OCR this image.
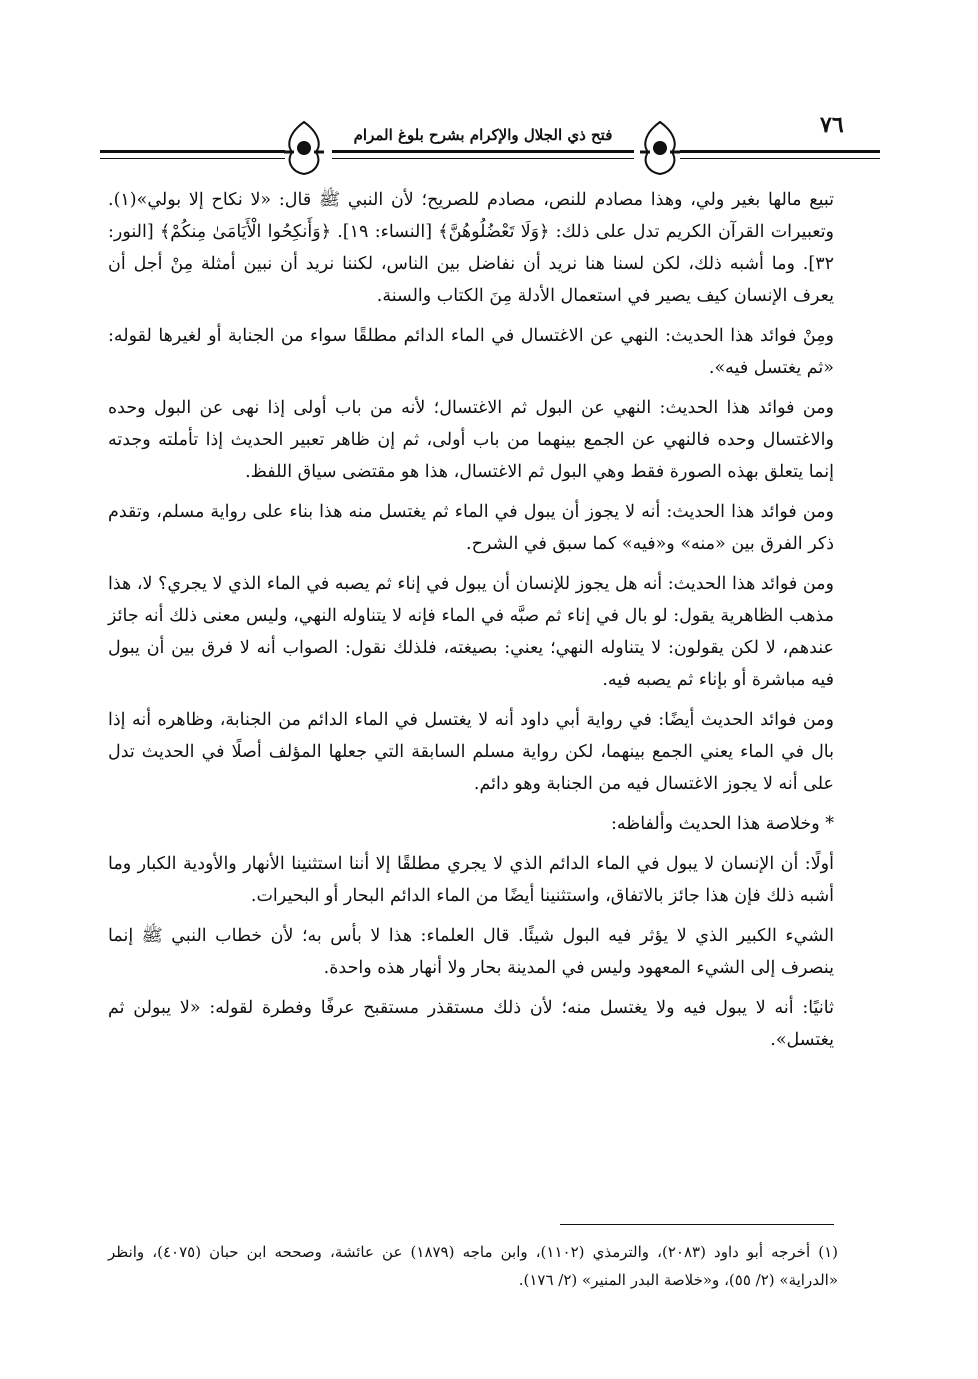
فتح ذي الجلال والإكرام بشرح بلوغ المرام	٧٦

تبيع مالها بغير ولي، وهذا مصادم للنص، مصادم للصريح؛ لأن النبي ﷺ قال: «لا نكاح إلا بولي»(١). وتعبيرات القرآن الكريم تدل على ذلك: ﴿وَلَا تَعْضُلُوهُنَّ﴾ [النساء: ١٩]. ﴿وَأَنكِحُوا الْأَيَامَىٰ مِنكُمْ﴾ [النور: ٣٢]. وما أشبه ذلك، لكن لسنا هنا نريد أن نفاضل بين الناس، لكننا نريد أن نبين أمثلة مِنْ أجل أن يعرف الإنسان كيف يصير في استعمال الأدلة مِنَ الكتاب والسنة.

ومِنْ فوائد هذا الحديث: النهي عن الاغتسال في الماء الدائم مطلقًا سواء من الجنابة أو لغيرها لقوله: «ثم يغتسل فيه».

ومن فوائد هذا الحديث: النهي عن البول ثم الاغتسال؛ لأنه من باب أولى إذا نهى عن البول وحده والاغتسال وحده فالنهي عن الجمع بينهما من باب أولى، ثم إن ظاهر تعبير الحديث إذا تأملته وجدته إنما يتعلق بهذه الصورة فقط وهي البول ثم الاغتسال، هذا هو مقتضى سياق اللفظ.

ومن فوائد هذا الحديث: أنه لا يجوز أن يبول في الماء ثم يغتسل منه هذا بناء على رواية مسلم، وتقدم ذكر الفرق بين «منه» و«فيه» كما سبق في الشرح.

ومن فوائد هذا الحديث: أنه هل يجوز للإنسان أن يبول في إناء ثم يصبه في الماء الذي لا يجري؟ لا، هذا مذهب الظاهرية يقول: لو بال في إناء ثم صبَّه في الماء فإنه لا يتناوله النهي، وليس معنى ذلك أنه جائز عندهم، لا لكن يقولون: لا يتناوله النهي؛ يعني: بصيغته، فلذلك نقول: الصواب أنه لا فرق بين أن يبول فيه مباشرة أو بإناء ثم يصبه فيه.

ومن فوائد الحديث أيضًا: في رواية أبي داود أنه لا يغتسل في الماء الدائم من الجنابة، وظاهره أنه إذا بال في الماء يعني الجمع بينهما، لكن رواية مسلم السابقة التي جعلها المؤلف أصلًا في الحديث تدل على أنه لا يجوز الاغتسال فيه من الجنابة وهو دائم.

* وخلاصة هذا الحديث وألفاظه:

أولًا: أن الإنسان لا يبول في الماء الدائم الذي لا يجري مطلقًا إلا أننا استثنينا الأنهار والأودية الكبار وما أشبه ذلك فإن هذا جائز بالاتفاق، واستثنينا أيضًا من الماء الدائم البحار أو البحيرات.

الشيء الكبير الذي لا يؤثر فيه البول شيئًا. قال العلماء: هذا لا بأس به؛ لأن خطاب النبي ﷺ إنما ينصرف إلى الشيء المعهود وليس في المدينة بحار ولا أنهار هذه واحدة.

ثانيًا: أنه لا يبول فيه ولا يغتسل منه؛ لأن ذلك مستقذر مستقبح عرفًا وفطرة لقوله: «لا يبولن ثم يغتسل».

(١) أخرجه أبو داود (٢٠٨٣)، والترمذي (١١٠٢)، وابن ماجه (١٨٧٩) عن عائشة، وصححه ابن حبان (٤٠٧٥)، وانظر «الدراية» (٢/ ٥٥)، و«خلاصة البدر المنير» (٢/ ١٧٦).
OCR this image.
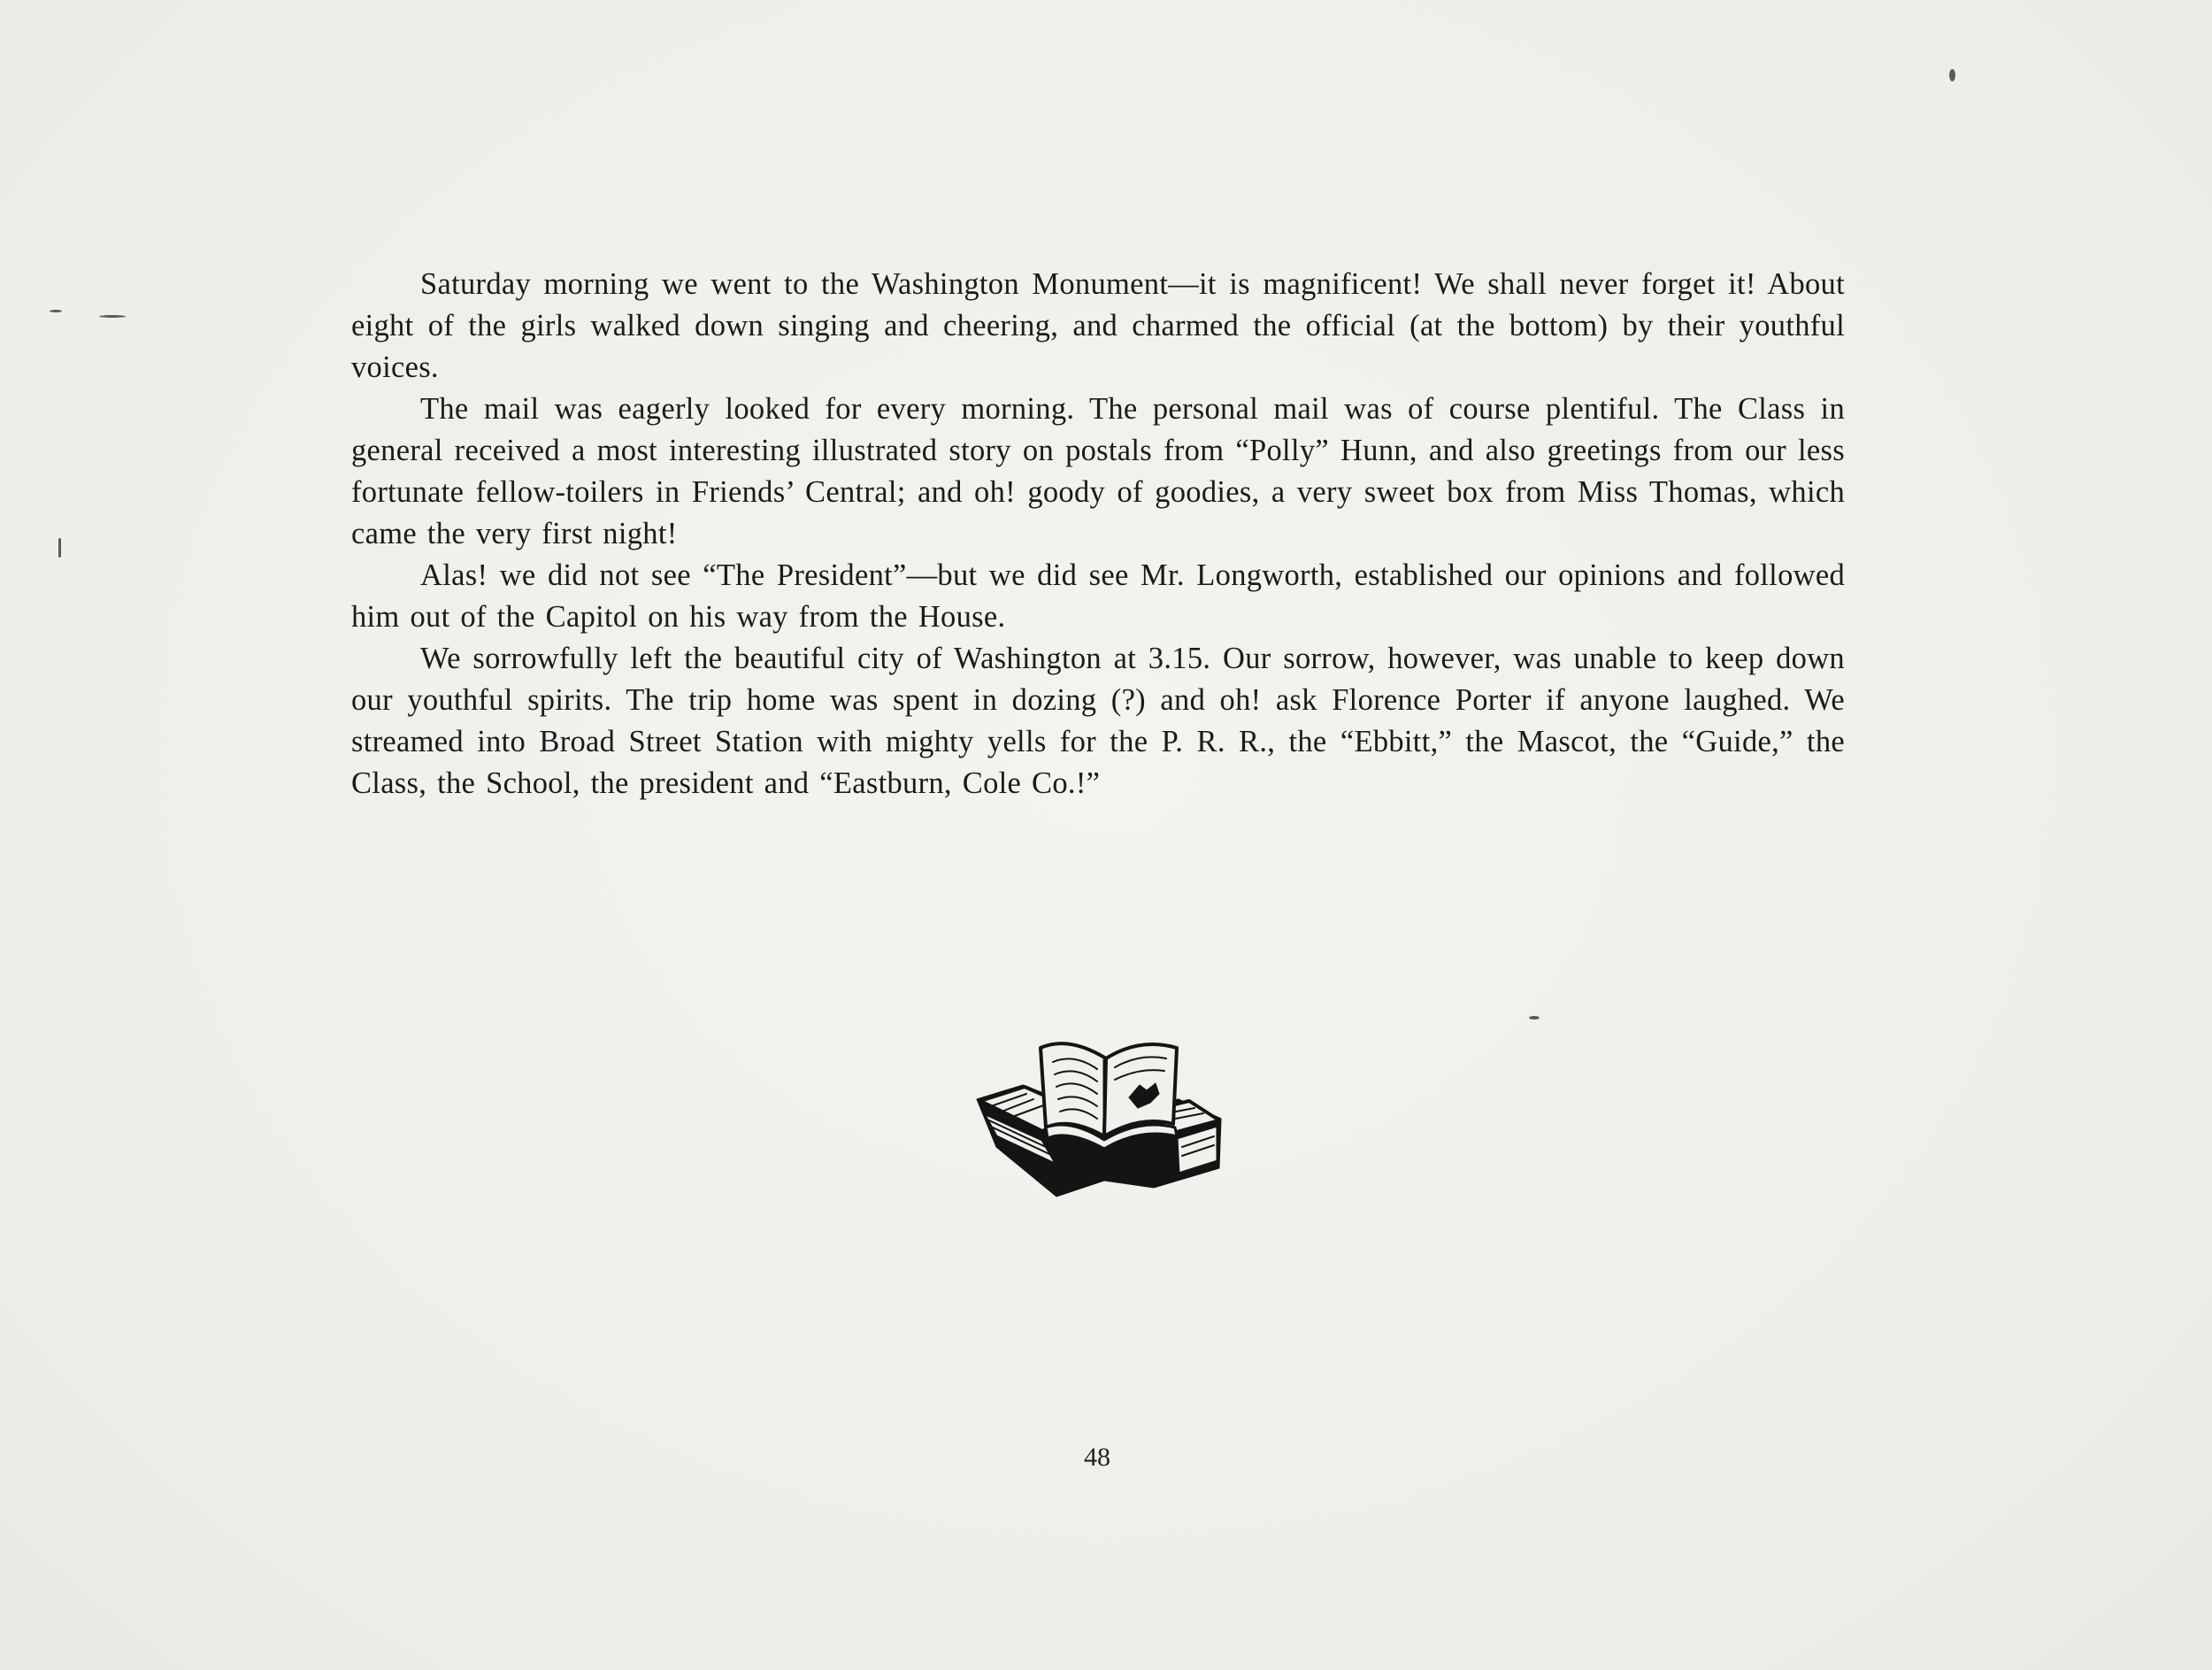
Saturday morning we went to the Washington Monument—it is magnificent! We shall never forget it! About eight of the girls walked down singing and cheering, and charmed the official (at the bottom) by their youthful voices.

The mail was eagerly looked for every morning. The personal mail was of course plentiful. The Class in general received a most interesting illustrated story on postals from “Polly” Hunn, and also greetings from our less fortunate fellow-toilers in Friends’ Central; and oh! goody of goodies, a very sweet box from Miss Thomas, which came the very first night!

Alas! we did not see “The President”—but we did see Mr. Longworth, established our opinions and followed him out of the Capitol on his way from the House.

We sorrowfully left the beautiful city of Washington at 3.15. Our sorrow, however, was unable to keep down our youthful spirits. The trip home was spent in dozing (?) and oh! ask Florence Porter if anyone laughed. We streamed into Broad Street Station with mighty yells for the P. R. R., the “Ebbitt,” the Mascot, the “Guide,” the Class, the School, the president and “Eastburn, Cole Co.!”

48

○ ○ ○

> _Requirement_
Work out how many lines of the data hold the string "الجنابة". Reply with that number alone.

> _Result of the task_
2